[START OF RECORD LIST]
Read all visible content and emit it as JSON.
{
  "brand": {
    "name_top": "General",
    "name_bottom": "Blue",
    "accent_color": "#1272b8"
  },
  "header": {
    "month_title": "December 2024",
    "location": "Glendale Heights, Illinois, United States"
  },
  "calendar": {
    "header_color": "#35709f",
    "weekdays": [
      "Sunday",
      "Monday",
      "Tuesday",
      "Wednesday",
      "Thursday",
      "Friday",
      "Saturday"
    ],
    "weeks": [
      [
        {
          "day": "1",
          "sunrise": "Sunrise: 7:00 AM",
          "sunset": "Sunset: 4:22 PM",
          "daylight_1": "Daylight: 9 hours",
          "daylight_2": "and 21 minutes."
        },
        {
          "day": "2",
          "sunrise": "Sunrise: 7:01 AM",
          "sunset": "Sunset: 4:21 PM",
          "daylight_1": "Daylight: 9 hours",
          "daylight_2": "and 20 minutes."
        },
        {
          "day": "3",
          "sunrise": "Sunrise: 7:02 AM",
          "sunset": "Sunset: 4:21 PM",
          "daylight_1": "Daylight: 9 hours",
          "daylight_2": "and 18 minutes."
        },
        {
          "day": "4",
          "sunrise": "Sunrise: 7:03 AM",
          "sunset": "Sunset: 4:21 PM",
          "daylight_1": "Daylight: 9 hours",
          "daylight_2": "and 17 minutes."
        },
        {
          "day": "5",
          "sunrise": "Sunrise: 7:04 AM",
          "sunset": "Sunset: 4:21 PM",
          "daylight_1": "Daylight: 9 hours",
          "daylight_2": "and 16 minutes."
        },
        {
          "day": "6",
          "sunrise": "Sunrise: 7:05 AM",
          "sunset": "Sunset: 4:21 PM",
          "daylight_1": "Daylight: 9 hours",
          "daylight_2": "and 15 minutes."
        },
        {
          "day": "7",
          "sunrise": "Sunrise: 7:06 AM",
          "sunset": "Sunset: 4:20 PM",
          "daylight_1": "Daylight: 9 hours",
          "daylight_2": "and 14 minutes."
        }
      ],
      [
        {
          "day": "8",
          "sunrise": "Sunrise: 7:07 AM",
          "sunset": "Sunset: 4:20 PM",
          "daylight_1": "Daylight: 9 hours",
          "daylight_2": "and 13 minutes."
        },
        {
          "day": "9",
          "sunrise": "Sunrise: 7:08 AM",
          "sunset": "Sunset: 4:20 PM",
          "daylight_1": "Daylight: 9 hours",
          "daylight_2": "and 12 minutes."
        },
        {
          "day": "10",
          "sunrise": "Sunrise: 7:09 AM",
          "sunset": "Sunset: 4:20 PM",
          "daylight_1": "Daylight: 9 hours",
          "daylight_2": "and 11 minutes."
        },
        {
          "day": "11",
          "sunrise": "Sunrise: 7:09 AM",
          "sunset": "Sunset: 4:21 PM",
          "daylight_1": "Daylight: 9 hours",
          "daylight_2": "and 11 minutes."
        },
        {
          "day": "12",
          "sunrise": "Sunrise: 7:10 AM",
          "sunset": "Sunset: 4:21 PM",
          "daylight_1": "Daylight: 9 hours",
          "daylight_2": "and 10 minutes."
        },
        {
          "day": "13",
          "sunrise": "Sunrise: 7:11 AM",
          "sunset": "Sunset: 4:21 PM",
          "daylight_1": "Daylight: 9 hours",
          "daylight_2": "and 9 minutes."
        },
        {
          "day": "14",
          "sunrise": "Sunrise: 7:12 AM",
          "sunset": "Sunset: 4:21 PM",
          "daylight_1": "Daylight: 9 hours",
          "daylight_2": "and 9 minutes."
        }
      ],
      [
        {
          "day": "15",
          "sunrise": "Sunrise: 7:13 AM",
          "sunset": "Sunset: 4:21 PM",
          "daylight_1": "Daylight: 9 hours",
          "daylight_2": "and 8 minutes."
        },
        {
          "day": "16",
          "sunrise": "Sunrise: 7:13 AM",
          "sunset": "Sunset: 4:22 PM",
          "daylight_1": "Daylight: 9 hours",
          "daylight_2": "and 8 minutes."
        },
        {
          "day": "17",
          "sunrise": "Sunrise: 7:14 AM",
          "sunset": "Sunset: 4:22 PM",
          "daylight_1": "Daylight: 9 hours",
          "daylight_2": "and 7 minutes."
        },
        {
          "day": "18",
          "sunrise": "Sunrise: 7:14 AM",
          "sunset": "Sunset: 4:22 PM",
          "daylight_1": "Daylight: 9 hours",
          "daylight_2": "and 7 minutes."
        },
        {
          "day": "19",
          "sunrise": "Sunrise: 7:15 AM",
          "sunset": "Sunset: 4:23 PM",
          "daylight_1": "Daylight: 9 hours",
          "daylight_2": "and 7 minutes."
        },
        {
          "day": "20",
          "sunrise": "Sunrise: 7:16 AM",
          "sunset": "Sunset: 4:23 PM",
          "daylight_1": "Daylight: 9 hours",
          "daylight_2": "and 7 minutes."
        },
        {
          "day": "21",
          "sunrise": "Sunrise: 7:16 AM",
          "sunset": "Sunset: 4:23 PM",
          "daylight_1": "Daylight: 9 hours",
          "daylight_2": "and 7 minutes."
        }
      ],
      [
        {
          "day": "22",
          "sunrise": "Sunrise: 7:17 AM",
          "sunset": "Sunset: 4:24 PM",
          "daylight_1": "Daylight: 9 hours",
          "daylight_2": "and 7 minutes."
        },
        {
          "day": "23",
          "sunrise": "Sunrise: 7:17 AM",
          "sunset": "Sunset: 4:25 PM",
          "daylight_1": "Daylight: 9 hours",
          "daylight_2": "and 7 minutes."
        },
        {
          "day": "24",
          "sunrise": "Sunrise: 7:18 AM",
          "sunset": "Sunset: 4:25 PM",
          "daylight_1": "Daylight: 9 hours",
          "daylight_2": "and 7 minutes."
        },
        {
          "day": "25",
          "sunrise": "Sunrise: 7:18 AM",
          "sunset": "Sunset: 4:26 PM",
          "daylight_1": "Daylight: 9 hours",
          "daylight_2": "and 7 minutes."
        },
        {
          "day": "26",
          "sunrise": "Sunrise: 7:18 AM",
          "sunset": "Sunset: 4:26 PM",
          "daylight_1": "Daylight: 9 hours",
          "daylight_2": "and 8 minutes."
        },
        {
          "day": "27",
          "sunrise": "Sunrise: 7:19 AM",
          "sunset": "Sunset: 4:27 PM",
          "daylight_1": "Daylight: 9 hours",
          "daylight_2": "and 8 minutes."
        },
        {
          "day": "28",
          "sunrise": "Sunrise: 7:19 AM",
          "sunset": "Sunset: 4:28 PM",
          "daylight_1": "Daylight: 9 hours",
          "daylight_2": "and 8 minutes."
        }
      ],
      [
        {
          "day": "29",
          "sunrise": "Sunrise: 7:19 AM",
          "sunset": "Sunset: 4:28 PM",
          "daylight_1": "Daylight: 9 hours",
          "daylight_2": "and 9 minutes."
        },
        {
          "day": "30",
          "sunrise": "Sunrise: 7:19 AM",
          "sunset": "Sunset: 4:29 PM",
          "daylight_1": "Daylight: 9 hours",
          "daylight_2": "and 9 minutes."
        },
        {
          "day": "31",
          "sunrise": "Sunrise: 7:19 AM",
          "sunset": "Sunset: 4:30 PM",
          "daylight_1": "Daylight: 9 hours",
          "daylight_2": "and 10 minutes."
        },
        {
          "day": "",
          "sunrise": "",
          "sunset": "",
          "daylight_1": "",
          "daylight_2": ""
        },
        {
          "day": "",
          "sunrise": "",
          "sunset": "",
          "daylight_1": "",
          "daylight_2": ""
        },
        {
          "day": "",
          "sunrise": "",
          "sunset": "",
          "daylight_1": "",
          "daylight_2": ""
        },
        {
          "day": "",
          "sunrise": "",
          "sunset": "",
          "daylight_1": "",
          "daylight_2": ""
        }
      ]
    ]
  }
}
[END OF RECORD LIST]
JOB:
Copy every record exactly as presented.

EXERCISE ANSWER:
Read all visible content and emit it as JSON.
{
  "brand": {
    "name_top": "General",
    "name_bottom": "Blue",
    "accent_color": "#1272b8"
  },
  "header": {
    "month_title": "December 2024",
    "location": "Glendale Heights, Illinois, United States"
  },
  "calendar": {
    "header_color": "#35709f",
    "weekdays": [
      "Sunday",
      "Monday",
      "Tuesday",
      "Wednesday",
      "Thursday",
      "Friday",
      "Saturday"
    ],
    "weeks": [
      [
        {
          "day": "1",
          "sunrise": "Sunrise: 7:00 AM",
          "sunset": "Sunset: 4:22 PM",
          "daylight_1": "Daylight: 9 hours",
          "daylight_2": "and 21 minutes."
        },
        {
          "day": "2",
          "sunrise": "Sunrise: 7:01 AM",
          "sunset": "Sunset: 4:21 PM",
          "daylight_1": "Daylight: 9 hours",
          "daylight_2": "and 20 minutes."
        },
        {
          "day": "3",
          "sunrise": "Sunrise: 7:02 AM",
          "sunset": "Sunset: 4:21 PM",
          "daylight_1": "Daylight: 9 hours",
          "daylight_2": "and 18 minutes."
        },
        {
          "day": "4",
          "sunrise": "Sunrise: 7:03 AM",
          "sunset": "Sunset: 4:21 PM",
          "daylight_1": "Daylight: 9 hours",
          "daylight_2": "and 17 minutes."
        },
        {
          "day": "5",
          "sunrise": "Sunrise: 7:04 AM",
          "sunset": "Sunset: 4:21 PM",
          "daylight_1": "Daylight: 9 hours",
          "daylight_2": "and 16 minutes."
        },
        {
          "day": "6",
          "sunrise": "Sunrise: 7:05 AM",
          "sunset": "Sunset: 4:21 PM",
          "daylight_1": "Daylight: 9 hours",
          "daylight_2": "and 15 minutes."
        },
        {
          "day": "7",
          "sunrise": "Sunrise: 7:06 AM",
          "sunset": "Sunset: 4:20 PM",
          "daylight_1": "Daylight: 9 hours",
          "daylight_2": "and 14 minutes."
        }
      ],
      [
        {
          "day": "8",
          "sunrise": "Sunrise: 7:07 AM",
          "sunset": "Sunset: 4:20 PM",
          "daylight_1": "Daylight: 9 hours",
          "daylight_2": "and 13 minutes."
        },
        {
          "day": "9",
          "sunrise": "Sunrise: 7:08 AM",
          "sunset": "Sunset: 4:20 PM",
          "daylight_1": "Daylight: 9 hours",
          "daylight_2": "and 12 minutes."
        },
        {
          "day": "10",
          "sunrise": "Sunrise: 7:09 AM",
          "sunset": "Sunset: 4:20 PM",
          "daylight_1": "Daylight: 9 hours",
          "daylight_2": "and 11 minutes."
        },
        {
          "day": "11",
          "sunrise": "Sunrise: 7:09 AM",
          "sunset": "Sunset: 4:21 PM",
          "daylight_1": "Daylight: 9 hours",
          "daylight_2": "and 11 minutes."
        },
        {
          "day": "12",
          "sunrise": "Sunrise: 7:10 AM",
          "sunset": "Sunset: 4:21 PM",
          "daylight_1": "Daylight: 9 hours",
          "daylight_2": "and 10 minutes."
        },
        {
          "day": "13",
          "sunrise": "Sunrise: 7:11 AM",
          "sunset": "Sunset: 4:21 PM",
          "daylight_1": "Daylight: 9 hours",
          "daylight_2": "and 9 minutes."
        },
        {
          "day": "14",
          "sunrise": "Sunrise: 7:12 AM",
          "sunset": "Sunset: 4:21 PM",
          "daylight_1": "Daylight: 9 hours",
          "daylight_2": "and 9 minutes."
        }
      ],
      [
        {
          "day": "15",
          "sunrise": "Sunrise: 7:13 AM",
          "sunset": "Sunset: 4:21 PM",
          "daylight_1": "Daylight: 9 hours",
          "daylight_2": "and 8 minutes."
        },
        {
          "day": "16",
          "sunrise": "Sunrise: 7:13 AM",
          "sunset": "Sunset: 4:22 PM",
          "daylight_1": "Daylight: 9 hours",
          "daylight_2": "and 8 minutes."
        },
        {
          "day": "17",
          "sunrise": "Sunrise: 7:14 AM",
          "sunset": "Sunset: 4:22 PM",
          "daylight_1": "Daylight: 9 hours",
          "daylight_2": "and 7 minutes."
        },
        {
          "day": "18",
          "sunrise": "Sunrise: 7:14 AM",
          "sunset": "Sunset: 4:22 PM",
          "daylight_1": "Daylight: 9 hours",
          "daylight_2": "and 7 minutes."
        },
        {
          "day": "19",
          "sunrise": "Sunrise: 7:15 AM",
          "sunset": "Sunset: 4:23 PM",
          "daylight_1": "Daylight: 9 hours",
          "daylight_2": "and 7 minutes."
        },
        {
          "day": "20",
          "sunrise": "Sunrise: 7:16 AM",
          "sunset": "Sunset: 4:23 PM",
          "daylight_1": "Daylight: 9 hours",
          "daylight_2": "and 7 minutes."
        },
        {
          "day": "21",
          "sunrise": "Sunrise: 7:16 AM",
          "sunset": "Sunset: 4:23 PM",
          "daylight_1": "Daylight: 9 hours",
          "daylight_2": "and 7 minutes."
        }
      ],
      [
        {
          "day": "22",
          "sunrise": "Sunrise: 7:17 AM",
          "sunset": "Sunset: 4:24 PM",
          "daylight_1": "Daylight: 9 hours",
          "daylight_2": "and 7 minutes."
        },
        {
          "day": "23",
          "sunrise": "Sunrise: 7:17 AM",
          "sunset": "Sunset: 4:25 PM",
          "daylight_1": "Daylight: 9 hours",
          "daylight_2": "and 7 minutes."
        },
        {
          "day": "24",
          "sunrise": "Sunrise: 7:18 AM",
          "sunset": "Sunset: 4:25 PM",
          "daylight_1": "Daylight: 9 hours",
          "daylight_2": "and 7 minutes."
        },
        {
          "day": "25",
          "sunrise": "Sunrise: 7:18 AM",
          "sunset": "Sunset: 4:26 PM",
          "daylight_1": "Daylight: 9 hours",
          "daylight_2": "and 7 minutes."
        },
        {
          "day": "26",
          "sunrise": "Sunrise: 7:18 AM",
          "sunset": "Sunset: 4:26 PM",
          "daylight_1": "Daylight: 9 hours",
          "daylight_2": "and 8 minutes."
        },
        {
          "day": "27",
          "sunrise": "Sunrise: 7:19 AM",
          "sunset": "Sunset: 4:27 PM",
          "daylight_1": "Daylight: 9 hours",
          "daylight_2": "and 8 minutes."
        },
        {
          "day": "28",
          "sunrise": "Sunrise: 7:19 AM",
          "sunset": "Sunset: 4:28 PM",
          "daylight_1": "Daylight: 9 hours",
          "daylight_2": "and 8 minutes."
        }
      ],
      [
        {
          "day": "29",
          "sunrise": "Sunrise: 7:19 AM",
          "sunset": "Sunset: 4:28 PM",
          "daylight_1": "Daylight: 9 hours",
          "daylight_2": "and 9 minutes."
        },
        {
          "day": "30",
          "sunrise": "Sunrise: 7:19 AM",
          "sunset": "Sunset: 4:29 PM",
          "daylight_1": "Daylight: 9 hours",
          "daylight_2": "and 9 minutes."
        },
        {
          "day": "31",
          "sunrise": "Sunrise: 7:19 AM",
          "sunset": "Sunset: 4:30 PM",
          "daylight_1": "Daylight: 9 hours",
          "daylight_2": "and 10 minutes."
        },
        {
          "day": "",
          "sunrise": "",
          "sunset": "",
          "daylight_1": "",
          "daylight_2": ""
        },
        {
          "day": "",
          "sunrise": "",
          "sunset": "",
          "daylight_1": "",
          "daylight_2": ""
        },
        {
          "day": "",
          "sunrise": "",
          "sunset": "",
          "daylight_1": "",
          "daylight_2": ""
        },
        {
          "day": "",
          "sunrise": "",
          "sunset": "",
          "daylight_1": "",
          "daylight_2": ""
        }
      ]
    ]
  }
}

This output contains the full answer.